Requirements :: Tally how many lines of these entries hold the string "AARI". Return the number alone.

┏━━

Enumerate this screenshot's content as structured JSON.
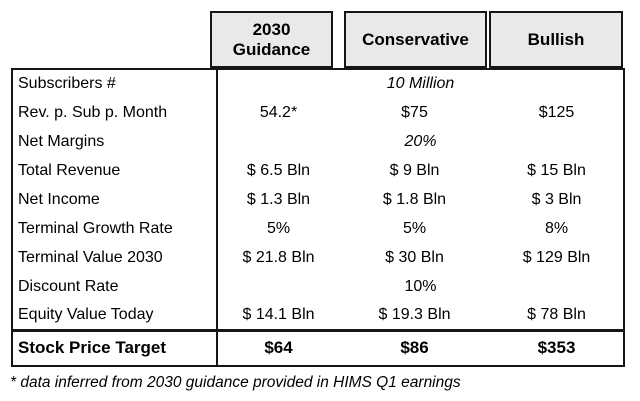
{
  "chart_data": {
    "type": "table",
    "title": "",
    "columns": [
      "",
      "2030 Guidance",
      "Conservative",
      "Bullish"
    ],
    "rows": [
      {
        "label": "Subscribers #",
        "merged": "10 Million",
        "italic": true
      },
      {
        "label": "Rev. p. Sub p. Month",
        "v1": "54.2*",
        "v2": "$75",
        "v3": "$125"
      },
      {
        "label": "Net Margins",
        "merged": "20%",
        "italic": true
      },
      {
        "label": "Total Revenue",
        "v1": "$ 6.5 Bln",
        "v2": "$ 9 Bln",
        "v3": "$ 15 Bln"
      },
      {
        "label": "Net Income",
        "v1": "$ 1.3 Bln",
        "v2": "$ 1.8 Bln",
        "v3": "$ 3 Bln"
      },
      {
        "label": "Terminal Growth Rate",
        "v1": "5%",
        "v2": "5%",
        "v3": "8%"
      },
      {
        "label": "Terminal Value 2030",
        "v1": "$ 21.8 Bln",
        "v2": "$ 30 Bln",
        "v3": "$ 129 Bln"
      },
      {
        "label": "Discount Rate",
        "merged": "10%",
        "italic": false
      },
      {
        "label": "Equity Value Today",
        "v1": "$ 14.1 Bln",
        "v2": "$ 19.3 Bln",
        "v3": "$ 78 Bln"
      }
    ],
    "summary_row": {
      "label": "Stock Price Target",
      "v1": "$64",
      "v2": "$86",
      "v3": "$353"
    },
    "footnote": "* data inferred from 2030 guidance provided in HIMS Q1 earnings",
    "layout": {
      "grid": "outer border + label-column divider only",
      "legend": "none"
    }
  },
  "colors": {
    "header_bg": "#e9e9e9",
    "border": "#161616",
    "text": "#000000",
    "background": "#ffffff"
  }
}
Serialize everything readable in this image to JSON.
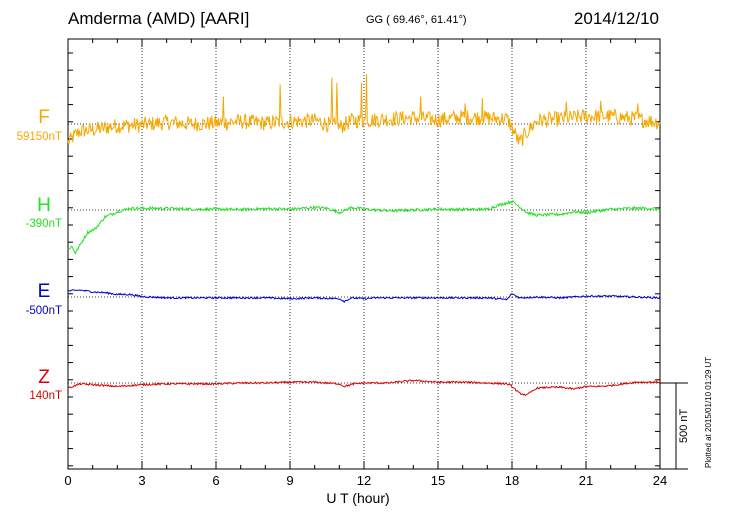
{
  "header": {
    "station": "Amderma (AMD)  [AARI]",
    "coords": "GG ( 69.46°,  61.41°)",
    "date": "2014/12/10"
  },
  "components": [
    {
      "letter": "F",
      "baseline": "59150nT",
      "color": "#f5a800"
    },
    {
      "letter": "H",
      "baseline": "-390nT",
      "color": "#1fe21f"
    },
    {
      "letter": "E",
      "baseline": "-500nT",
      "color": "#0000cc"
    },
    {
      "letter": "Z",
      "baseline": "140nT",
      "color": "#dd0000"
    }
  ],
  "plotted_note": "Plotted at 2015/01/10 01:29 UT",
  "scale_label": "500 nT",
  "chart_data": {
    "type": "line",
    "title": "Amderma (AMD)  [AARI]",
    "xlabel": "U T (hour)",
    "ylabel": "",
    "xlim": [
      0,
      24
    ],
    "x_ticks": [
      0,
      3,
      6,
      9,
      12,
      15,
      18,
      21,
      24
    ],
    "x_tick_labels": [
      "0",
      "3",
      "6",
      "9",
      "12",
      "15",
      "18",
      "21",
      "24"
    ],
    "scale_bar_nT": 500,
    "units": "nT",
    "series": [
      {
        "name": "F",
        "baseline_nT": 59150,
        "color": "#f5a800",
        "noise_nT": 45,
        "points": [
          [
            0,
            -110
          ],
          [
            0.25,
            -70
          ],
          [
            0.5,
            -40
          ],
          [
            1,
            -35
          ],
          [
            2,
            -10
          ],
          [
            3,
            -5
          ],
          [
            4,
            10
          ],
          [
            5,
            0
          ],
          [
            6,
            5
          ],
          [
            7,
            15
          ],
          [
            8,
            5
          ],
          [
            9,
            15
          ],
          [
            10,
            20
          ],
          [
            11,
            -20
          ],
          [
            11.5,
            20
          ],
          [
            12,
            20
          ],
          [
            13,
            30
          ],
          [
            14,
            35
          ],
          [
            15,
            25
          ],
          [
            16,
            40
          ],
          [
            17,
            35
          ],
          [
            17.8,
            30
          ],
          [
            18,
            -20
          ],
          [
            18.3,
            -110
          ],
          [
            18.6,
            -50
          ],
          [
            19,
            20
          ],
          [
            20,
            30
          ],
          [
            21,
            45
          ],
          [
            22,
            45
          ],
          [
            23,
            30
          ],
          [
            24,
            10
          ]
        ],
        "spikes": [
          [
            6.3,
            160
          ],
          [
            8.6,
            230
          ],
          [
            10.7,
            270
          ],
          [
            10.9,
            240
          ],
          [
            11.9,
            240
          ],
          [
            12.1,
            290
          ],
          [
            14.3,
            160
          ],
          [
            16.1,
            120
          ],
          [
            16.8,
            150
          ],
          [
            20.2,
            130
          ],
          [
            21.6,
            135
          ],
          [
            23.1,
            120
          ]
        ]
      },
      {
        "name": "H",
        "baseline_nT": -390,
        "color": "#1fe21f",
        "noise_nT": 8,
        "points": [
          [
            0,
            -230
          ],
          [
            0.15,
            -210
          ],
          [
            0.3,
            -250
          ],
          [
            0.5,
            -200
          ],
          [
            0.8,
            -130
          ],
          [
            1.1,
            -110
          ],
          [
            1.5,
            -40
          ],
          [
            2,
            -10
          ],
          [
            2.5,
            10
          ],
          [
            3,
            10
          ],
          [
            4,
            10
          ],
          [
            5,
            5
          ],
          [
            6,
            5
          ],
          [
            7,
            3
          ],
          [
            8,
            8
          ],
          [
            9,
            5
          ],
          [
            10,
            15
          ],
          [
            10.5,
            10
          ],
          [
            11,
            -15
          ],
          [
            11.5,
            15
          ],
          [
            12,
            5
          ],
          [
            13,
            -5
          ],
          [
            14,
            0
          ],
          [
            15,
            5
          ],
          [
            16,
            3
          ],
          [
            17,
            5
          ],
          [
            17.5,
            30
          ],
          [
            18,
            50
          ],
          [
            18.3,
            20
          ],
          [
            18.6,
            -15
          ],
          [
            19,
            -30
          ],
          [
            20,
            -25
          ],
          [
            20.5,
            -10
          ],
          [
            21,
            -15
          ],
          [
            22,
            5
          ],
          [
            23,
            10
          ],
          [
            23.5,
            10
          ],
          [
            24,
            5
          ]
        ]
      },
      {
        "name": "E",
        "baseline_nT": -500,
        "color": "#0000cc",
        "noise_nT": 5,
        "points": [
          [
            0,
            35
          ],
          [
            0.5,
            40
          ],
          [
            1,
            30
          ],
          [
            1.5,
            25
          ],
          [
            2,
            15
          ],
          [
            2.5,
            15
          ],
          [
            3,
            3
          ],
          [
            4,
            -5
          ],
          [
            5,
            -5
          ],
          [
            6,
            -5
          ],
          [
            7,
            -5
          ],
          [
            8,
            -5
          ],
          [
            9,
            -10
          ],
          [
            10,
            -5
          ],
          [
            11,
            -10
          ],
          [
            11.2,
            -25
          ],
          [
            11.5,
            -5
          ],
          [
            12,
            -10
          ],
          [
            12.5,
            -5
          ],
          [
            13,
            -5
          ],
          [
            14,
            -5
          ],
          [
            15,
            -5
          ],
          [
            16,
            -5
          ],
          [
            17,
            -5
          ],
          [
            17.8,
            -15
          ],
          [
            18,
            20
          ],
          [
            18.3,
            -5
          ],
          [
            19,
            0
          ],
          [
            20,
            -5
          ],
          [
            21,
            5
          ],
          [
            22,
            5
          ],
          [
            23,
            0
          ],
          [
            24,
            -5
          ]
        ]
      },
      {
        "name": "Z",
        "baseline_nT": 140,
        "color": "#dd0000",
        "noise_nT": 5,
        "points": [
          [
            0,
            -30
          ],
          [
            0.5,
            -5
          ],
          [
            1,
            -10
          ],
          [
            2,
            -20
          ],
          [
            3,
            -10
          ],
          [
            4,
            -5
          ],
          [
            5,
            -5
          ],
          [
            6,
            -5
          ],
          [
            7,
            0
          ],
          [
            8,
            0
          ],
          [
            9,
            5
          ],
          [
            10,
            5
          ],
          [
            11,
            -5
          ],
          [
            11.2,
            -20
          ],
          [
            11.6,
            -5
          ],
          [
            12,
            0
          ],
          [
            13,
            0
          ],
          [
            14,
            15
          ],
          [
            15,
            5
          ],
          [
            16,
            5
          ],
          [
            17,
            0
          ],
          [
            17.8,
            -5
          ],
          [
            18,
            -20
          ],
          [
            18.3,
            -60
          ],
          [
            18.6,
            -70
          ],
          [
            19,
            -30
          ],
          [
            19.5,
            -25
          ],
          [
            20,
            -25
          ],
          [
            20.5,
            -35
          ],
          [
            21,
            -20
          ],
          [
            21.5,
            -20
          ],
          [
            22,
            -15
          ],
          [
            23,
            5
          ],
          [
            24,
            5
          ]
        ]
      }
    ]
  }
}
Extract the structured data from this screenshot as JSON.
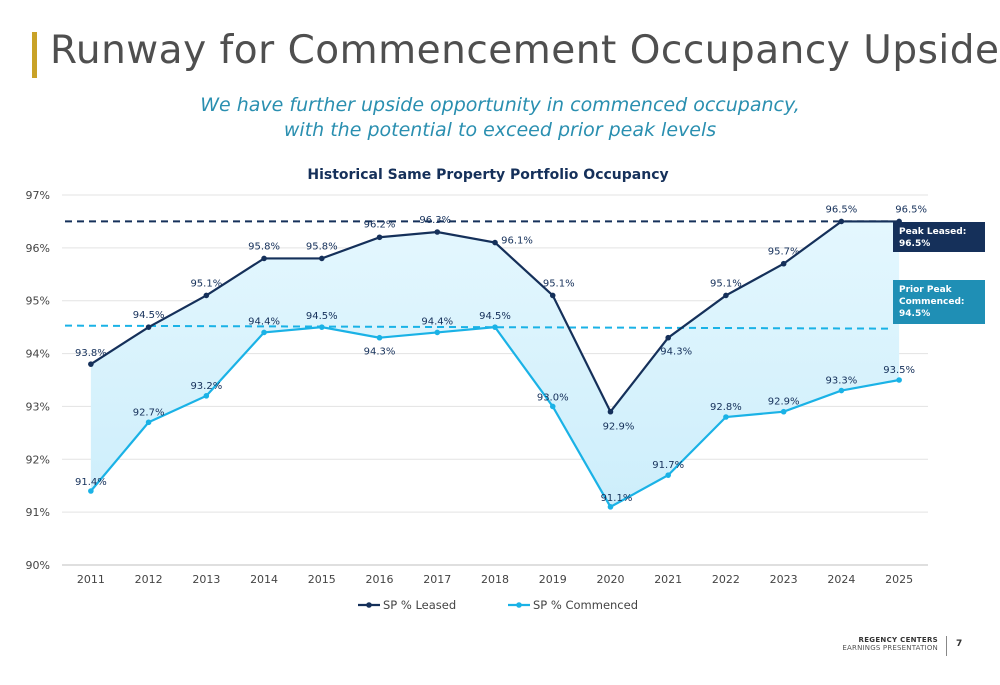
{
  "slide": {
    "title": "Runway for Commencement Occupancy Upside",
    "subtitle_line1": "We have further upside opportunity in commenced occupancy,",
    "subtitle_line2": "with the potential to exceed prior peak levels",
    "brand_name": "REGENCY CENTERS",
    "brand_sub": "EARNINGS PRESENTATION",
    "page_number": "7",
    "accent_color": "#c9a227"
  },
  "annotations": {
    "peak": {
      "line1": "Peak Leased:",
      "line2": "96.5%",
      "color": "#15305a"
    },
    "prior": {
      "line1": "Prior Peak",
      "line2": "Commenced:",
      "line3": "94.5%",
      "color": "#1f8fb5"
    }
  },
  "chart_data": {
    "type": "line",
    "title": "Historical Same Property Portfolio Occupancy",
    "categories": [
      "2011",
      "2012",
      "2013",
      "2014",
      "2015",
      "2016",
      "2017",
      "2018",
      "2019",
      "2020",
      "2021",
      "2022",
      "2023",
      "2024",
      "2025"
    ],
    "y_ticks": [
      "90%",
      "91%",
      "92%",
      "93%",
      "94%",
      "95%",
      "96%",
      "97%"
    ],
    "ylim": [
      90,
      97
    ],
    "grid": true,
    "legend_position": "bottom",
    "series": [
      {
        "name": "SP % Leased",
        "color": "#15305a",
        "values": [
          93.8,
          94.5,
          95.1,
          95.8,
          95.8,
          96.2,
          96.3,
          96.1,
          95.1,
          92.9,
          94.3,
          95.1,
          95.7,
          96.5,
          96.5
        ],
        "labels": [
          "93.8%",
          "94.5%",
          "95.1%",
          "95.8%",
          "95.8%",
          "96.2%",
          "96.3%",
          "96.1%",
          "95.1%",
          "92.9%",
          "94.3%",
          "95.1%",
          "95.7%",
          "96.5%",
          "96.5%"
        ]
      },
      {
        "name": "SP % Commenced",
        "color": "#1ab2e6",
        "values": [
          91.4,
          92.7,
          93.2,
          94.4,
          94.5,
          94.3,
          94.4,
          94.5,
          93.0,
          91.1,
          91.7,
          92.8,
          92.9,
          93.3,
          93.5
        ],
        "labels": [
          "91.4%",
          "92.7%",
          "93.2%",
          "94.4%",
          "94.5%",
          "94.3%",
          "94.4%",
          "94.5%",
          "93.0%",
          "91.1%",
          "91.7%",
          "92.8%",
          "92.9%",
          "93.3%",
          "93.5%"
        ]
      }
    ],
    "reference_lines": [
      {
        "value": 96.5,
        "color": "#15305a"
      },
      {
        "value": 94.5,
        "color": "#1ab2e6"
      }
    ],
    "fill_color": "#cdeefb"
  }
}
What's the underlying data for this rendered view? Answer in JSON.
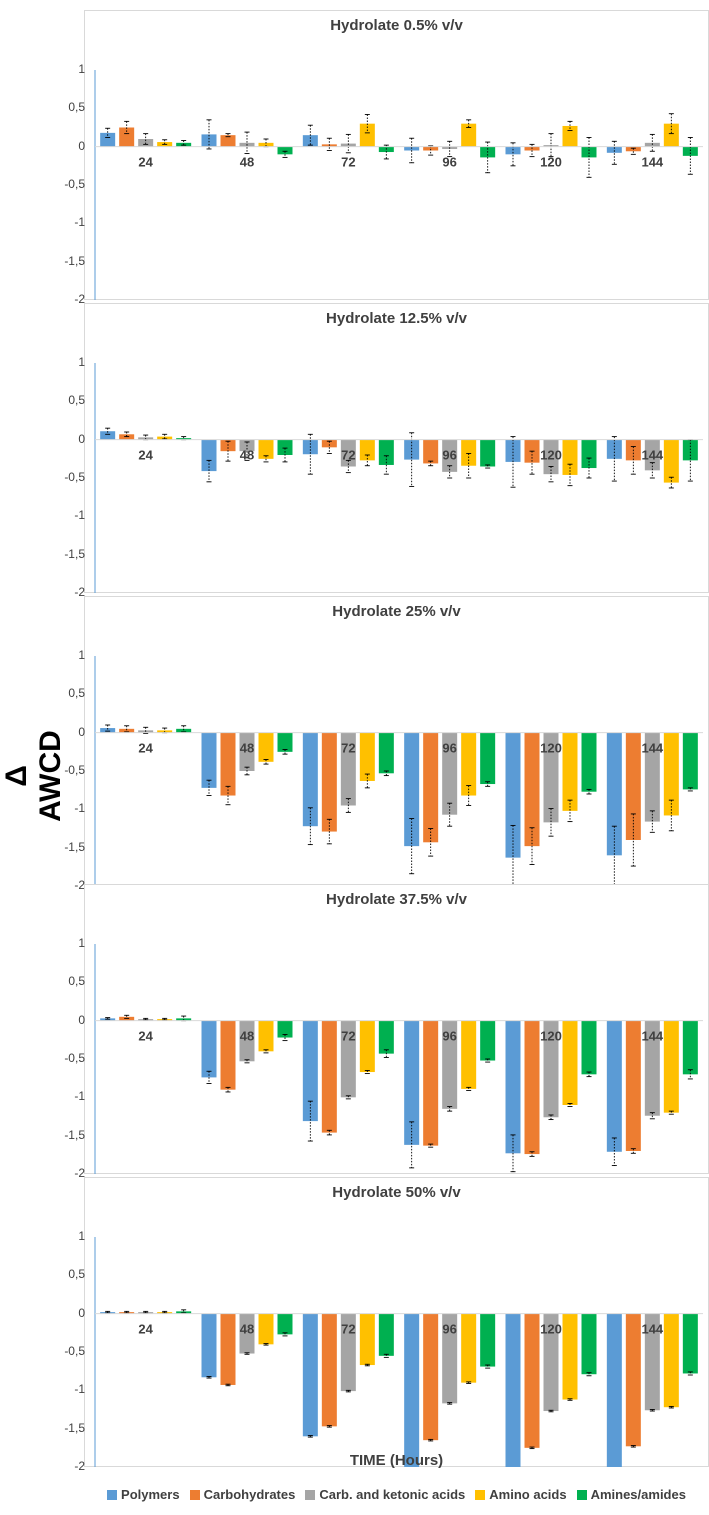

┗━━

Solution to the exercise :: 2